* _TASK GOAL_
Going through the material below, please gather all lines with the word "JSON" in them.

Lines of data:
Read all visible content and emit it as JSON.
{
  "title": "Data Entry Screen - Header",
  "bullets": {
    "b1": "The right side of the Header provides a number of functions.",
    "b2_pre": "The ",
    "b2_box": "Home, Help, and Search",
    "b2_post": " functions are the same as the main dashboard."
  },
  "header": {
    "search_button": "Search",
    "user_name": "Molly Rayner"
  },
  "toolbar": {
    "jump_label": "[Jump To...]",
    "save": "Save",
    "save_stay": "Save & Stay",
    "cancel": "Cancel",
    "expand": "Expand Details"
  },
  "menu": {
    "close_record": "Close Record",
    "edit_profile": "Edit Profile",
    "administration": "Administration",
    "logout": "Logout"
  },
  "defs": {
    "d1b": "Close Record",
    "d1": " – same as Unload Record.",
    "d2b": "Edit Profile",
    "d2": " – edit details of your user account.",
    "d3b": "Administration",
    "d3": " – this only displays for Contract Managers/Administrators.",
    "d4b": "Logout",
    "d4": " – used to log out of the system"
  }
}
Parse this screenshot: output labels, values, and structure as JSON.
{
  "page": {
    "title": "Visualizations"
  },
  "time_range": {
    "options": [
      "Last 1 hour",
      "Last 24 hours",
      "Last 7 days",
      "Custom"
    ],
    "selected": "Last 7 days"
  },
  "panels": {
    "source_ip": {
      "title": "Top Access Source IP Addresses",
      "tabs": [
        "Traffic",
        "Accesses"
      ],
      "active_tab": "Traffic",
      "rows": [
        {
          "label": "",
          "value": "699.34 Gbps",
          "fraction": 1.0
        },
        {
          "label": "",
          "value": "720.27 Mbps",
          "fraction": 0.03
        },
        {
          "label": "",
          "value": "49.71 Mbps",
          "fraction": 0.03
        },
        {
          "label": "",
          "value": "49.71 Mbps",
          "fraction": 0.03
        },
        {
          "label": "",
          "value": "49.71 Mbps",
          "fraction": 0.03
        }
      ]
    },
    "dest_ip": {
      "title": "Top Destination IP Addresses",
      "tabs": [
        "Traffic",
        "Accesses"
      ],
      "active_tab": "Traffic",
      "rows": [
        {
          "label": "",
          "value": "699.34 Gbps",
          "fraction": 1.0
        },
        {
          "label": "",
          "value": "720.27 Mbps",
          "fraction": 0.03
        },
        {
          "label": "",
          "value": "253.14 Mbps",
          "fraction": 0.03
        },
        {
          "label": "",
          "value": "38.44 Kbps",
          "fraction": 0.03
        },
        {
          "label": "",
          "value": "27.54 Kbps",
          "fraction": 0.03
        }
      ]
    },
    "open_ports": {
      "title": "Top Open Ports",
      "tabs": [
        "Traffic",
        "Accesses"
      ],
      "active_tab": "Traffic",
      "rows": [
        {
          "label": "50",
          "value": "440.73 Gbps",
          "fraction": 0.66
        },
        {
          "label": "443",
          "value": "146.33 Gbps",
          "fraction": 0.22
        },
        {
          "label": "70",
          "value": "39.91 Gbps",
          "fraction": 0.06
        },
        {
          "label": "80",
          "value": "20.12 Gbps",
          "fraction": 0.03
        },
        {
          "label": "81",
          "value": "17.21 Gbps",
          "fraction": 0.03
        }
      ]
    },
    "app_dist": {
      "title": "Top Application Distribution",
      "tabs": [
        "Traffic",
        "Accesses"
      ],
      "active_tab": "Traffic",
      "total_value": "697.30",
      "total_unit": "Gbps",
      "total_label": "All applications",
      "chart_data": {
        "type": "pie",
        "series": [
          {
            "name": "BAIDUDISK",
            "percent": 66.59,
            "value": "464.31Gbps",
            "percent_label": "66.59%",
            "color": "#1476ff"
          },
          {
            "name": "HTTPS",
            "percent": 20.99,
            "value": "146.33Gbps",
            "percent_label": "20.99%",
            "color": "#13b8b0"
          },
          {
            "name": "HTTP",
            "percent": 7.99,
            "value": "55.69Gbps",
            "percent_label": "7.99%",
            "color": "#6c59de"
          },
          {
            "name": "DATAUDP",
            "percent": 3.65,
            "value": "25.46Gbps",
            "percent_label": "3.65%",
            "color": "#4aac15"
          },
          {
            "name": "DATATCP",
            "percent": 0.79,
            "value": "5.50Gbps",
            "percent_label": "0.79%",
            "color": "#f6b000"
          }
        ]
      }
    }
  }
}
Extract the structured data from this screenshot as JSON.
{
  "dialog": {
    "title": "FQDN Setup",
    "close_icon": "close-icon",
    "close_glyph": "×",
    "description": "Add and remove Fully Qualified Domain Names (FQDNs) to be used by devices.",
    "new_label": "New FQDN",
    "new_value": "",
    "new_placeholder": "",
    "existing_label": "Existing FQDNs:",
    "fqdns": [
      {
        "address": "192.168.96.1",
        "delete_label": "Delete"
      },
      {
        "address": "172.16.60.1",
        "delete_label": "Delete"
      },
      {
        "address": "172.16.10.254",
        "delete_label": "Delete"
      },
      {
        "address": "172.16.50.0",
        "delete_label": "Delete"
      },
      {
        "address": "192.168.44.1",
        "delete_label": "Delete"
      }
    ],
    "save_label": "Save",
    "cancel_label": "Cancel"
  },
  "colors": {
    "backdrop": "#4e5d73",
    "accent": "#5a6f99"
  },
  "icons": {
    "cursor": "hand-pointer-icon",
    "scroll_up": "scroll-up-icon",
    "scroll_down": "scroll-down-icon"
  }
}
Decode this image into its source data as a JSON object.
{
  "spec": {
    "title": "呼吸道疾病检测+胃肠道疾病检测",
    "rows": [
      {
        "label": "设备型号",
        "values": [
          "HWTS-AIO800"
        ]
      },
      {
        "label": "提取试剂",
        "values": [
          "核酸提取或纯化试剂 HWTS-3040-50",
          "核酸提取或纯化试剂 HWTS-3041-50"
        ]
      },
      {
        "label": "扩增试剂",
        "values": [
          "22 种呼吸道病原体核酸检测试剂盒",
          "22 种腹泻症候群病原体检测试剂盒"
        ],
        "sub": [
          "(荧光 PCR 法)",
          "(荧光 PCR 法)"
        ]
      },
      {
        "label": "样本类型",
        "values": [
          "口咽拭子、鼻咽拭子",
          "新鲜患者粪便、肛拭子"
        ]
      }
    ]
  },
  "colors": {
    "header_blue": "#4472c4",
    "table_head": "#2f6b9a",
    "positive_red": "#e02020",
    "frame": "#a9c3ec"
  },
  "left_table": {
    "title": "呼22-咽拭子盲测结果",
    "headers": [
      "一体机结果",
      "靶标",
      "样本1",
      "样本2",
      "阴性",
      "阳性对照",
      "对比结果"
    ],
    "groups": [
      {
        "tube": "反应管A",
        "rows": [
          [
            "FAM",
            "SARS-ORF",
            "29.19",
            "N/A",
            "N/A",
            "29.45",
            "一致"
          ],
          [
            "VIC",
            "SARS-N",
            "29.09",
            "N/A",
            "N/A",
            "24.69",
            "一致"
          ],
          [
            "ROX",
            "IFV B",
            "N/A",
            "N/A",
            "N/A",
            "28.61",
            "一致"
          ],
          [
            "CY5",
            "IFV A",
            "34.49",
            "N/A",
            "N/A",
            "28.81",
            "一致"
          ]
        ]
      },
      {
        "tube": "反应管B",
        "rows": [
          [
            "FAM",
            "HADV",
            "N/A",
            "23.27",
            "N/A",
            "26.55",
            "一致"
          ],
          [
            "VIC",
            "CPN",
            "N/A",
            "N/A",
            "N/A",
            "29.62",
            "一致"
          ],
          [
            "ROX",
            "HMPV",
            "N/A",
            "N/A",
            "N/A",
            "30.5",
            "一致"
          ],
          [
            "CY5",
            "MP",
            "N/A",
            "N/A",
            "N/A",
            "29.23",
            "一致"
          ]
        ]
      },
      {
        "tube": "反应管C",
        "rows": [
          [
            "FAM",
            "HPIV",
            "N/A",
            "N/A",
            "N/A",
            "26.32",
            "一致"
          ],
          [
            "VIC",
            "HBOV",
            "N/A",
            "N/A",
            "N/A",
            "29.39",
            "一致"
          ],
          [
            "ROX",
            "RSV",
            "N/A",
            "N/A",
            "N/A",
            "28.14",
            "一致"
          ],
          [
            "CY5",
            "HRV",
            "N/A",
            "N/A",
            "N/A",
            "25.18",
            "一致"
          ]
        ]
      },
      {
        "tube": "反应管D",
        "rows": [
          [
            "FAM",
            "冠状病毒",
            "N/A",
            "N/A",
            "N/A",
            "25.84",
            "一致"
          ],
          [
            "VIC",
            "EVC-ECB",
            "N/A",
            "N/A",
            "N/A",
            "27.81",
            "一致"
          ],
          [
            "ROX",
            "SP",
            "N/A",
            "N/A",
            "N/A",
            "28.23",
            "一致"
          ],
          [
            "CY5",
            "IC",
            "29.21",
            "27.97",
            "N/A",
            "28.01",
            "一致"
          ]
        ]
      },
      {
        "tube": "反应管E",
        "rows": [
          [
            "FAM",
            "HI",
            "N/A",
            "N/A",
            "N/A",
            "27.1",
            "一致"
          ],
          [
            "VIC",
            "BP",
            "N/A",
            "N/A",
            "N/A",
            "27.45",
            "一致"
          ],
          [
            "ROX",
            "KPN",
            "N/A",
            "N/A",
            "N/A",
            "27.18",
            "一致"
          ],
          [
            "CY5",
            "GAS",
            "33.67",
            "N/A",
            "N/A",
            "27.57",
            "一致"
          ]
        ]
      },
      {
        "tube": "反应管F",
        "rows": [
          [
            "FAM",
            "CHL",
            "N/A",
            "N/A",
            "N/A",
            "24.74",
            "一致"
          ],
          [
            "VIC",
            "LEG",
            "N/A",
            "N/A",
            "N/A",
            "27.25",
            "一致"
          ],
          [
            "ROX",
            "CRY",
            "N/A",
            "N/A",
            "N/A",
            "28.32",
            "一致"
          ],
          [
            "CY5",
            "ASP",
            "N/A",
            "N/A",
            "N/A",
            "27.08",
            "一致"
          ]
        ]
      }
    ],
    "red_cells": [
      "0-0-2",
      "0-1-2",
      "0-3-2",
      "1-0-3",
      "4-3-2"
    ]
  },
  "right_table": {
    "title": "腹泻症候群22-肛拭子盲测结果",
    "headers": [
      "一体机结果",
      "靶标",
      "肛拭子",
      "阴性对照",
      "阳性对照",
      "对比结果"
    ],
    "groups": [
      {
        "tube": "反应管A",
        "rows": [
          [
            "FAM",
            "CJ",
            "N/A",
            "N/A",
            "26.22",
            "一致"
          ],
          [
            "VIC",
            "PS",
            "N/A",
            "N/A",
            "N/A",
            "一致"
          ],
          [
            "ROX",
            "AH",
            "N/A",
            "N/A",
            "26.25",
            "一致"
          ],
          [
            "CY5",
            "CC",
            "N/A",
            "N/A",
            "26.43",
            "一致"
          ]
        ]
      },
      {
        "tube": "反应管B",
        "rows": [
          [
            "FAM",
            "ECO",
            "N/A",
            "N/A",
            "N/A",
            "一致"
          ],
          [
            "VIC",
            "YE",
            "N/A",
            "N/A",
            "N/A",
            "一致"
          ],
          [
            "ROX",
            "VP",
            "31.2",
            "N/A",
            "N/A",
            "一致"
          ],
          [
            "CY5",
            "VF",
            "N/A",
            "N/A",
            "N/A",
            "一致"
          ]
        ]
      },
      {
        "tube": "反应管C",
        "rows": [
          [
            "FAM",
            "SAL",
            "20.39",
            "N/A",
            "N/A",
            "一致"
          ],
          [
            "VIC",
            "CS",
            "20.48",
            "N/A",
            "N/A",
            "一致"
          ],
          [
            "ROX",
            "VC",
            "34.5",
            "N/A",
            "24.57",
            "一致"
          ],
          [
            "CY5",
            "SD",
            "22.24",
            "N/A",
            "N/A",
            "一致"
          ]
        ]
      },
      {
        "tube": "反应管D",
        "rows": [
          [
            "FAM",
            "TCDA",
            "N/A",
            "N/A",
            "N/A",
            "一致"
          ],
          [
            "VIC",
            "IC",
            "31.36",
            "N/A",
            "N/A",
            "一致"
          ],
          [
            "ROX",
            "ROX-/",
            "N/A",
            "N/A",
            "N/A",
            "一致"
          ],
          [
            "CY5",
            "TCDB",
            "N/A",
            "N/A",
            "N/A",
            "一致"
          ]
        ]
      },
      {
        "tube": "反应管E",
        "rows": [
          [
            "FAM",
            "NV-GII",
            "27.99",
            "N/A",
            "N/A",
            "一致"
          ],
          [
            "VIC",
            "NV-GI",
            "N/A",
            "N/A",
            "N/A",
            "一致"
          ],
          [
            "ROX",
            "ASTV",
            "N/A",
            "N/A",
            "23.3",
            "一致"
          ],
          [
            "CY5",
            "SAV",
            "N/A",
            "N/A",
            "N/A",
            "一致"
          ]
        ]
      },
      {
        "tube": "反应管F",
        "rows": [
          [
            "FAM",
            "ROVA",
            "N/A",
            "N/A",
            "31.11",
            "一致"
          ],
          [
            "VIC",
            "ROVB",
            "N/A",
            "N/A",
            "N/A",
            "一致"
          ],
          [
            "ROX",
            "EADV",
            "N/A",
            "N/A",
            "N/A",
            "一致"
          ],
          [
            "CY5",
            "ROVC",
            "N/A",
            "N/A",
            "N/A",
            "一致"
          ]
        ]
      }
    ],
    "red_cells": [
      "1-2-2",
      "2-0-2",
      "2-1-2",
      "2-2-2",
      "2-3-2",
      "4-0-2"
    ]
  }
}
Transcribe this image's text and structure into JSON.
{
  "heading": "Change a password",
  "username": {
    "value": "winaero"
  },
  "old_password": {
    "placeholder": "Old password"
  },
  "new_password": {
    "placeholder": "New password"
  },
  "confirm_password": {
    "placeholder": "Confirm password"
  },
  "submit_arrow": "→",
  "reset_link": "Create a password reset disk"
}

* _TASK SOLUTION_
Read all visible content and emit it as JSON.
Parse this screenshot: output labels, values, and structure as JSON.
Extract the structured data from this screenshot as JSON.
Decode this image into its source data as a JSON object.
Transcribe this image's text and structure into JSON.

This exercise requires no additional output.